[Dataset excerpt]
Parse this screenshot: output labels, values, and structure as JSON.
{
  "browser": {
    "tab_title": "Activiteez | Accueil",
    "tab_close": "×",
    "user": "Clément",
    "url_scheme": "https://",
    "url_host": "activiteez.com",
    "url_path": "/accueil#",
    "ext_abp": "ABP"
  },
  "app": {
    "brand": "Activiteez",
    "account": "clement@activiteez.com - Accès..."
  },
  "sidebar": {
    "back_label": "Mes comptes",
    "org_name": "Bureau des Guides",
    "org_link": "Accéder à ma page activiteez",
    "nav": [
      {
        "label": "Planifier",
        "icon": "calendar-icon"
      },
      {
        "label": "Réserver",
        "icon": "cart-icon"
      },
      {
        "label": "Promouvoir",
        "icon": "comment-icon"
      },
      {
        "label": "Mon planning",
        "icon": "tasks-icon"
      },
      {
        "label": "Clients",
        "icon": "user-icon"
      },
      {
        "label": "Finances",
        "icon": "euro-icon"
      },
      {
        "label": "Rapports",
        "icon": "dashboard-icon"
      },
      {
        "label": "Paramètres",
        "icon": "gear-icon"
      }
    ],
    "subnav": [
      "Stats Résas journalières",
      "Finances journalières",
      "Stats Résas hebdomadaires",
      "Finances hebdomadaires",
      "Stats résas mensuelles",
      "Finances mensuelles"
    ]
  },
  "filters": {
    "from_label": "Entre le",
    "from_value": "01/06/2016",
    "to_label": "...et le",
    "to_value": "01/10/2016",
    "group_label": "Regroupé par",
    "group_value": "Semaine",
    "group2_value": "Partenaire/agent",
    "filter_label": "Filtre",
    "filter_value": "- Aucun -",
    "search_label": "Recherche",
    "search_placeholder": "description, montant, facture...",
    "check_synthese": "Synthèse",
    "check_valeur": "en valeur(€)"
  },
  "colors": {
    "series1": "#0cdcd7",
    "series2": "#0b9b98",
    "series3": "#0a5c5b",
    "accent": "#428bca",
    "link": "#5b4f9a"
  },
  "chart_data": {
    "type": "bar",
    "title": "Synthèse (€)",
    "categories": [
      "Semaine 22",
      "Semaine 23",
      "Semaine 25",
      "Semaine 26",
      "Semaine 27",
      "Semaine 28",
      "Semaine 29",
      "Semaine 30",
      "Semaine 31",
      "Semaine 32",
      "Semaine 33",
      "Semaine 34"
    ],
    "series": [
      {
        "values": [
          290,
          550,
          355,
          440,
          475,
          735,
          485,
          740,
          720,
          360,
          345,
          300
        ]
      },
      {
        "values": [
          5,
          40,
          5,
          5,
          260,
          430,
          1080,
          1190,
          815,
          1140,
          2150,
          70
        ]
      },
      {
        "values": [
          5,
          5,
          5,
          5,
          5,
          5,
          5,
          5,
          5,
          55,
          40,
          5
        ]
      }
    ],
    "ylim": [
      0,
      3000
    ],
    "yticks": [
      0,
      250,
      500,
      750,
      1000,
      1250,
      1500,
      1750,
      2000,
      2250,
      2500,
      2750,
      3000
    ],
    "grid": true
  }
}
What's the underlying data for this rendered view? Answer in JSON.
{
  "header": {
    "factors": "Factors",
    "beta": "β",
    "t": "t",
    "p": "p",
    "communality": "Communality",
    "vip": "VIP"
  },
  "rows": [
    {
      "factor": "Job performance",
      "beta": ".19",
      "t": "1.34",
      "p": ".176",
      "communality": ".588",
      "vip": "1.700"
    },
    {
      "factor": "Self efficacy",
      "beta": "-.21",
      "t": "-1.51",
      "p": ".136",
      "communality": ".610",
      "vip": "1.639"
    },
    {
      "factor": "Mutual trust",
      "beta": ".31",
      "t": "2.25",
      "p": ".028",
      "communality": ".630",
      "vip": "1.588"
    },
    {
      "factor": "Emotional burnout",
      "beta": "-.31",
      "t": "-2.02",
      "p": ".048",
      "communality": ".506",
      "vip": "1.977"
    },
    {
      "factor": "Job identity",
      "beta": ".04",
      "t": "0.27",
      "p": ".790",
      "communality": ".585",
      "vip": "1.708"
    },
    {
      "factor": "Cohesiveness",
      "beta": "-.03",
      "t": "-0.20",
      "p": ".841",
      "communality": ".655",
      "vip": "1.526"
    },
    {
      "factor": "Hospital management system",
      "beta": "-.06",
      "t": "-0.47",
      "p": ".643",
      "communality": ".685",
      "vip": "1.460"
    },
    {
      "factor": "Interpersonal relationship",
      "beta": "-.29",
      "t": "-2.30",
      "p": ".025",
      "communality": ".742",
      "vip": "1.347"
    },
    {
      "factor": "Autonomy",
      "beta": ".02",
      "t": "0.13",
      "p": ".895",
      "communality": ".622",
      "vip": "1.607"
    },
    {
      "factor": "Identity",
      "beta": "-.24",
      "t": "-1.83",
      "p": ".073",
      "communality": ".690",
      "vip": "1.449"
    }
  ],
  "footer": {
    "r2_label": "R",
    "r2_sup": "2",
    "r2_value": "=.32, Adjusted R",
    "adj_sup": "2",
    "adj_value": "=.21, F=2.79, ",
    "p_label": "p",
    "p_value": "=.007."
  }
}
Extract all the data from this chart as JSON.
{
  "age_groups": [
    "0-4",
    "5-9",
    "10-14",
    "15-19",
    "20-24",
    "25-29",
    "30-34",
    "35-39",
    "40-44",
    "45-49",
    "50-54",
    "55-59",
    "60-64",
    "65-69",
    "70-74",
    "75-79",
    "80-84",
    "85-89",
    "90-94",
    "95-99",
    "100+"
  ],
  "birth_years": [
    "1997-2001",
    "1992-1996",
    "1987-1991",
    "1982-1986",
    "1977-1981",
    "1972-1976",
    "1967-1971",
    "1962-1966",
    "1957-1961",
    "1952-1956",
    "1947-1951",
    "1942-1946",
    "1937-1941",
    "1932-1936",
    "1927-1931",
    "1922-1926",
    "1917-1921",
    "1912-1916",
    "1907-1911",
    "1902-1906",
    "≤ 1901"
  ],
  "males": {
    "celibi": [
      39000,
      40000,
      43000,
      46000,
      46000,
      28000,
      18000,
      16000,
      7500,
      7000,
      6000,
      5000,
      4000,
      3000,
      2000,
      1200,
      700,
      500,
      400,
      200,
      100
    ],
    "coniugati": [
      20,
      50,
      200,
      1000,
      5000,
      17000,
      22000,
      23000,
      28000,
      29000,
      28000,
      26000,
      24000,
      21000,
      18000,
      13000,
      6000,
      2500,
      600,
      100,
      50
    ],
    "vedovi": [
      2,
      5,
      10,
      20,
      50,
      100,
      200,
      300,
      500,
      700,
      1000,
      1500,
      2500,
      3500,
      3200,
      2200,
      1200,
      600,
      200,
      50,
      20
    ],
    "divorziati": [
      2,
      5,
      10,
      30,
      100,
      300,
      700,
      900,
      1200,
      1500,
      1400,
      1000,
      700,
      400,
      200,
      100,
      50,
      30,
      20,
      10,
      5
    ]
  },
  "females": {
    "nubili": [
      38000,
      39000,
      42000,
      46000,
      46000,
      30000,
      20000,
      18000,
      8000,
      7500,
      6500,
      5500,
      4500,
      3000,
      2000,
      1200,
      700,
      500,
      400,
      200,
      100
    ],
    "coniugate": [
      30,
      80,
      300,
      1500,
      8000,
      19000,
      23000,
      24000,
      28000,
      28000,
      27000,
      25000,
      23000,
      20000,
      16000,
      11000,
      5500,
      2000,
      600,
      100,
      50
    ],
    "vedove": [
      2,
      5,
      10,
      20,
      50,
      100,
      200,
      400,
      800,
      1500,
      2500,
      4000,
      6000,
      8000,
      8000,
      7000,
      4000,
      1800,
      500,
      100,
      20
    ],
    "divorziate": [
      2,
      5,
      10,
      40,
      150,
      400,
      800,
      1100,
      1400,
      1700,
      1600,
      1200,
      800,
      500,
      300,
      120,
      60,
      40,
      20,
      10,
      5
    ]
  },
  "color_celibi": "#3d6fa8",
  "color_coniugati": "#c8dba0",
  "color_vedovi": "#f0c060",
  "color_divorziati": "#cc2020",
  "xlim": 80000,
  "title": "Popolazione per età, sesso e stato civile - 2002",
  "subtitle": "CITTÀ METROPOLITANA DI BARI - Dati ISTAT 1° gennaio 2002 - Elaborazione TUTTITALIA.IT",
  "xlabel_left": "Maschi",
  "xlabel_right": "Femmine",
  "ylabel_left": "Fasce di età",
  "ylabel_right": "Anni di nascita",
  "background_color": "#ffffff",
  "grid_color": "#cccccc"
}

- Stated task -
Gather from the data above every line with the string "Synthèse".

- Result -
    "check_synthese": "Synthèse",
    "title": "Synthèse (€)",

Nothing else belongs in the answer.